▶ [Data for this exercise]:
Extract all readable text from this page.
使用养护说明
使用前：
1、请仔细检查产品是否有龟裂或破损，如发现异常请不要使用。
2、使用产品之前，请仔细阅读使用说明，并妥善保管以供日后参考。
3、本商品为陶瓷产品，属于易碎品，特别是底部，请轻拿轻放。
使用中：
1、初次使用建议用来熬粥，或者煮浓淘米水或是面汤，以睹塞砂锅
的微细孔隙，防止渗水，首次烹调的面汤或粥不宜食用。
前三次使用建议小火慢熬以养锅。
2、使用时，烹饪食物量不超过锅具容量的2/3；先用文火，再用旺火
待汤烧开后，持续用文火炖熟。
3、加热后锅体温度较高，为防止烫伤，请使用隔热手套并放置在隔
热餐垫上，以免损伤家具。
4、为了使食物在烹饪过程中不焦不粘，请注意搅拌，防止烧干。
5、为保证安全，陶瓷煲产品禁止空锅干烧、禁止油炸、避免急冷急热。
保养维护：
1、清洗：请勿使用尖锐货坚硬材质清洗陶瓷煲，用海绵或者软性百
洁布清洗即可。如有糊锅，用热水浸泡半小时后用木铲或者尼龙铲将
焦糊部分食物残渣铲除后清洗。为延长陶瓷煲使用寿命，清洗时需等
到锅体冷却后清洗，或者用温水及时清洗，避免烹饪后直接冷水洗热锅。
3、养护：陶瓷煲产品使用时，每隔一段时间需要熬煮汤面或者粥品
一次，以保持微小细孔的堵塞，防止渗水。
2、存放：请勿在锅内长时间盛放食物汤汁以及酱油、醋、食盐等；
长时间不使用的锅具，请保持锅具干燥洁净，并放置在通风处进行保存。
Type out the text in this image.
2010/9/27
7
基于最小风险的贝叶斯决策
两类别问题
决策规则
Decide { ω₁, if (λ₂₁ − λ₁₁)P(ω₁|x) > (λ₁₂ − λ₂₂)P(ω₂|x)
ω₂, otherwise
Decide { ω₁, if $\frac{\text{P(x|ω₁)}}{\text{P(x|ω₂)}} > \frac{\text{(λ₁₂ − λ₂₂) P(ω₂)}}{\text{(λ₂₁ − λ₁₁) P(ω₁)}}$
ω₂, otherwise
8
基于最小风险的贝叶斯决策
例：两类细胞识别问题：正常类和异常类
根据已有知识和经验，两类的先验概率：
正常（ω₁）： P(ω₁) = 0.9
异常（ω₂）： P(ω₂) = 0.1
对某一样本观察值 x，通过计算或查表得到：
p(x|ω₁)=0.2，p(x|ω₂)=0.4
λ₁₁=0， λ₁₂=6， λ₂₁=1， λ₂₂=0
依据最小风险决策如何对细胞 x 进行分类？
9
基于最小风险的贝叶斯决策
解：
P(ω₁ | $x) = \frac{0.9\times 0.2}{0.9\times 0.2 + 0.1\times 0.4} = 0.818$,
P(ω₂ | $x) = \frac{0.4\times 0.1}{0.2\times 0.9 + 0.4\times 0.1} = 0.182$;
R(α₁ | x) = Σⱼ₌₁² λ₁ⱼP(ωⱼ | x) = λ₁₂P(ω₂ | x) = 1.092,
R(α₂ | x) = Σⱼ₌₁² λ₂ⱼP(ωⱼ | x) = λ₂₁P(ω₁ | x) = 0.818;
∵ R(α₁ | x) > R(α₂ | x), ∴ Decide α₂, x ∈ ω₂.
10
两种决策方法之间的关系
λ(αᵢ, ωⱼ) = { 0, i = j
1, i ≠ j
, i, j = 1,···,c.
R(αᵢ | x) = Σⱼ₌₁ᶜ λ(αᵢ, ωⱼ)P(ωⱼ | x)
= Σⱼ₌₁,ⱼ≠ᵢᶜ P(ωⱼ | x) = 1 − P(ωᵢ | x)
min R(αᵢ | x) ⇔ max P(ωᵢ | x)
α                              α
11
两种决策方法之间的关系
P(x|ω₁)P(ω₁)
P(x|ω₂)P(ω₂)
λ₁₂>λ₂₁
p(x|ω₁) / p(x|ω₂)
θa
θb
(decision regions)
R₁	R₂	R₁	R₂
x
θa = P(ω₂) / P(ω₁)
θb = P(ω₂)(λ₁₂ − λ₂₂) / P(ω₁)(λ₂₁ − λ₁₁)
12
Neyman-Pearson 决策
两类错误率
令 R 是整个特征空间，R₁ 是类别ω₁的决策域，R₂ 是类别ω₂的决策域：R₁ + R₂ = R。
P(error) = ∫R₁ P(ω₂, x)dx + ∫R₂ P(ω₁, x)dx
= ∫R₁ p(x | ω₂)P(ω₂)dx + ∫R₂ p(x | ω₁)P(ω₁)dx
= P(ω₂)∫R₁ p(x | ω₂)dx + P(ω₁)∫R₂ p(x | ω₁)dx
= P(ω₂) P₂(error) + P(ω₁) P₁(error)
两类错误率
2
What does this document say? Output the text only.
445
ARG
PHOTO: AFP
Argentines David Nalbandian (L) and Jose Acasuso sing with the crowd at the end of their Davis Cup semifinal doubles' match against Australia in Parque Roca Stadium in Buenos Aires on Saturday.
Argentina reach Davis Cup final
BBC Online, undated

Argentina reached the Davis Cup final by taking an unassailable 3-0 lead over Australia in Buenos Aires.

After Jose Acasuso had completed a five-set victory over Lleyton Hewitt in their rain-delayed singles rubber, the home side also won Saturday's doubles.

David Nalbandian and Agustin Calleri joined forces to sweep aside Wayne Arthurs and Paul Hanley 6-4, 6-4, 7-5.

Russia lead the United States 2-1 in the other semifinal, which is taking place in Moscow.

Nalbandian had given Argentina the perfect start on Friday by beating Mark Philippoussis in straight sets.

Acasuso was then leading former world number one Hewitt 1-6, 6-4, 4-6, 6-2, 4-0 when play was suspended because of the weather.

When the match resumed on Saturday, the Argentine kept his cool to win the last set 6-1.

▶ [What to produce]:
In the records above, find the line containing "What does this"; please retype it and every line after it through the last line, exactly and with nothing else.

▶ [Final answer]:
What does this document say? Output the text only.
445
ARG
PHOTO: AFP
Argentines David Nalbandian (L) and Jose Acasuso sing with the crowd at the end of their Davis Cup semifinal doubles' match against Australia in Parque Roca Stadium in Buenos Aires on Saturday.
Argentina reach Davis Cup final
BBC Online, undated

Argentina reached the Davis Cup final by taking an unassailable 3-0 lead over Australia in Buenos Aires.

After Jose Acasuso had completed a five-set victory over Lleyton Hewitt in their rain-delayed singles rubber, the home side also won Saturday's doubles.

David Nalbandian and Agustin Calleri joined forces to sweep aside Wayne Arthurs and Paul Hanley 6-4, 6-4, 7-5.

Russia lead the United States 2-1 in the other semifinal, which is taking place in Moscow.

Nalbandian had given Argentina the perfect start on Friday by beating Mark Philippoussis in straight sets.

Acasuso was then leading former world number one Hewitt 1-6, 6-4, 4-6, 6-2, 4-0 when play was suspended because of the weather.

When the match resumed on Saturday, the Argentine kept his cool to win the last set 6-1.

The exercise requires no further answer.